**What you should do:** Return all lines that include the string "type".

**Record excerpts:**
----------------

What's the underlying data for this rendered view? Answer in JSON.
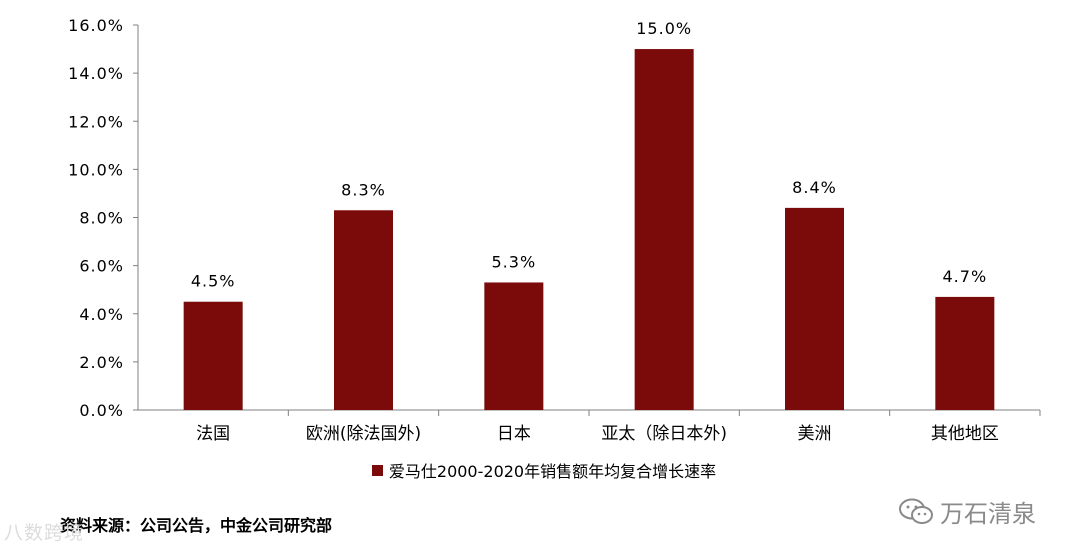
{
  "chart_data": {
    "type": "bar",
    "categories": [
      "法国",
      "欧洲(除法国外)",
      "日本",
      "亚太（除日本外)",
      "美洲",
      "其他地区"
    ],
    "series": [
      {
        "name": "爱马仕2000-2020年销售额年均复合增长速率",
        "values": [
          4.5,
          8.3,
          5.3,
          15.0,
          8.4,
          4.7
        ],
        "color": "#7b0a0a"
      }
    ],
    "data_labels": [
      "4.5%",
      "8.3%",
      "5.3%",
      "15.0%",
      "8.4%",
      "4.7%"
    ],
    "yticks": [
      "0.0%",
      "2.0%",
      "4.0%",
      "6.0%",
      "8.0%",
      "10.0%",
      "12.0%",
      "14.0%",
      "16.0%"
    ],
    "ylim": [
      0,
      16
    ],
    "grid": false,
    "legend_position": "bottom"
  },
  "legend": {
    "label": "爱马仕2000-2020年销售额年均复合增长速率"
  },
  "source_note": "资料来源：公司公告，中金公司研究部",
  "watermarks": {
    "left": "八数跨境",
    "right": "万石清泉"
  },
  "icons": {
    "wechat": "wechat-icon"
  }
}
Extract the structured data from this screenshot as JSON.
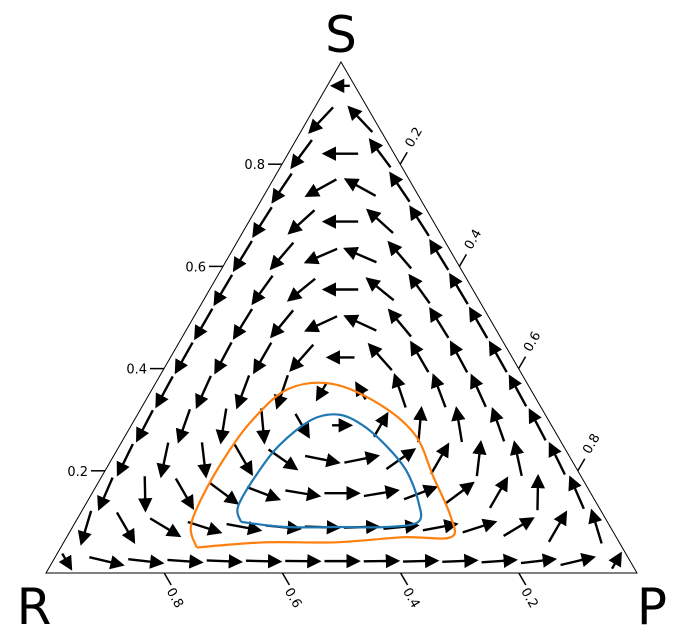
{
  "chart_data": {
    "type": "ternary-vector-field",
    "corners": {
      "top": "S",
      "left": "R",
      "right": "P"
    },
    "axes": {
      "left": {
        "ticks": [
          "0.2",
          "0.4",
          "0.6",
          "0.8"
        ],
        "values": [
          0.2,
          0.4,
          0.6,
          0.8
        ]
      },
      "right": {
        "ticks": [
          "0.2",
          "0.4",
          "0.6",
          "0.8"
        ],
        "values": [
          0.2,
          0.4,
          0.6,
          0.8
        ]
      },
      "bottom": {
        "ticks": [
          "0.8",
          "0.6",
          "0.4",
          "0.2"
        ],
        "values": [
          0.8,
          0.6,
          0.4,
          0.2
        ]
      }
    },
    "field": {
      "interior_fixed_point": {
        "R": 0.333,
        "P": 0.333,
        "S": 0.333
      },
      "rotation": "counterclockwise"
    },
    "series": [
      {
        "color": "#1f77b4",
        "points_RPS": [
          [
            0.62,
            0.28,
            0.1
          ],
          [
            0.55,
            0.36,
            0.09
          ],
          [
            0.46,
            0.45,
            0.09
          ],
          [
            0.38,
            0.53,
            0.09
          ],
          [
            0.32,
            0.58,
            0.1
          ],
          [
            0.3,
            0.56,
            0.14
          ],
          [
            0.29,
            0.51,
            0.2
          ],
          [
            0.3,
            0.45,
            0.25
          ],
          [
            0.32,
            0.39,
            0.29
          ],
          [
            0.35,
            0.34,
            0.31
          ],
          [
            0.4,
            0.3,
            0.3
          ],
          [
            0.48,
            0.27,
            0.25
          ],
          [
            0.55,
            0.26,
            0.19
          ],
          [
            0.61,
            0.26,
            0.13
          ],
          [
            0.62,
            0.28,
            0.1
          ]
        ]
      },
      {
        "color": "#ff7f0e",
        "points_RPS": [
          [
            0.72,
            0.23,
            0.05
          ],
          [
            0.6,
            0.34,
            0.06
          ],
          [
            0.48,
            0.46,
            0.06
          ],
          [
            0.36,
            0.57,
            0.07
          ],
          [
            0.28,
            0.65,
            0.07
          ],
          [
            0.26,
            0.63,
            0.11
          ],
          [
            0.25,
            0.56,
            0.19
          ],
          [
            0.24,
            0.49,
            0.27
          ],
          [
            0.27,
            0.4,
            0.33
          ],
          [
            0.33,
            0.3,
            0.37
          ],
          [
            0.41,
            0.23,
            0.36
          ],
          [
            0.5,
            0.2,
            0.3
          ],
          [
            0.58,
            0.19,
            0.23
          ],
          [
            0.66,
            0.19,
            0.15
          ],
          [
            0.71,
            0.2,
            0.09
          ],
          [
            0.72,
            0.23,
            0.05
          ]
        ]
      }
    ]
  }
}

----------------

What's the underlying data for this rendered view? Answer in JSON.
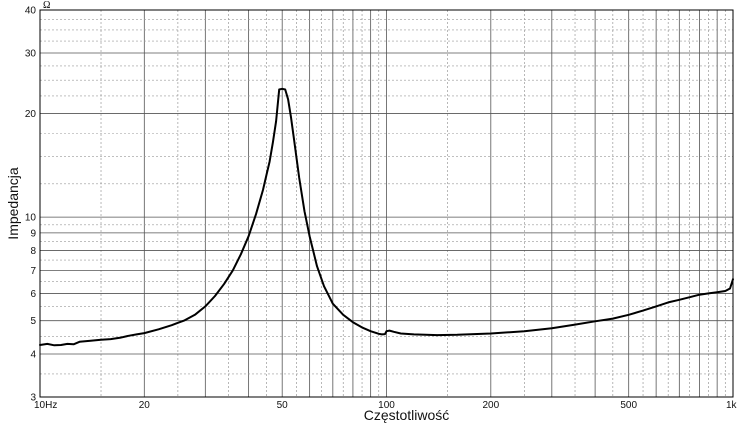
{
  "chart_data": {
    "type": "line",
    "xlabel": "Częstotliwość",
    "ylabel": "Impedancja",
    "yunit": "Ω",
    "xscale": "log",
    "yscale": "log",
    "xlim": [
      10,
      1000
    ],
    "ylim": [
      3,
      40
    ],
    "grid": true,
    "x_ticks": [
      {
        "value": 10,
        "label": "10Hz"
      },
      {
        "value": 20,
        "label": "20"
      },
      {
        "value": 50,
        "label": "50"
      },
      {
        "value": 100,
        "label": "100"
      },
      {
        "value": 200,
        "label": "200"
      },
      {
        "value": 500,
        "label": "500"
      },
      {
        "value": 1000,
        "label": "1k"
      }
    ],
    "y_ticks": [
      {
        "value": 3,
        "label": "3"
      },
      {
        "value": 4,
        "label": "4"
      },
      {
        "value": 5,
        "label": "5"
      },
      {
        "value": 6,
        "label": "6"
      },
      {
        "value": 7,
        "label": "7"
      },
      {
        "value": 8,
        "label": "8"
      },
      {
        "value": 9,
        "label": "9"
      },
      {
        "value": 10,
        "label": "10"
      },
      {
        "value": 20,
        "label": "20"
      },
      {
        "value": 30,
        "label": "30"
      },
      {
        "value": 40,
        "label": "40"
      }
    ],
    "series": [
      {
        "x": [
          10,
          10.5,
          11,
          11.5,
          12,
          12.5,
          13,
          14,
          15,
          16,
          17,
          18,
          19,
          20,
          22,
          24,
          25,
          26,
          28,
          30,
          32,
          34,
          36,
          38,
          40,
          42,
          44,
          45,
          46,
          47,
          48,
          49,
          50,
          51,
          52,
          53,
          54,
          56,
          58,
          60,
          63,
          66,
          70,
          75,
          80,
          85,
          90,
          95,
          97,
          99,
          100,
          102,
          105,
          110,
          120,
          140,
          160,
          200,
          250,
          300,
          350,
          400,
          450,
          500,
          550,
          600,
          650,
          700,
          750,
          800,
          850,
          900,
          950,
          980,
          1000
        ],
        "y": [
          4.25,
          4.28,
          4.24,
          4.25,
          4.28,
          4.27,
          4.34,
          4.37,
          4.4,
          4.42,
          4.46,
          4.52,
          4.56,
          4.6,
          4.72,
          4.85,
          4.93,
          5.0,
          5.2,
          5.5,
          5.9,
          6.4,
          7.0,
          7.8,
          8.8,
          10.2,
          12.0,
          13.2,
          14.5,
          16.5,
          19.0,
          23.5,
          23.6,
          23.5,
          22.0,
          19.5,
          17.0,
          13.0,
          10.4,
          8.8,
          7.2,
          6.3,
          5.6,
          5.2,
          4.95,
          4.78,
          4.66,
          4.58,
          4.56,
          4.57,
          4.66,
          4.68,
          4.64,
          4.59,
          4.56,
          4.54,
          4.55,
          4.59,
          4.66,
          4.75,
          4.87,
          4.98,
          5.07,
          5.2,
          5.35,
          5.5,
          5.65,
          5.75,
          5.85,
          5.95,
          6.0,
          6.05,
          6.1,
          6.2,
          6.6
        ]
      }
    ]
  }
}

----------------

**Answer:**
    "type": "bar",
    "type": "ternary-vector-field",
    "type": "line",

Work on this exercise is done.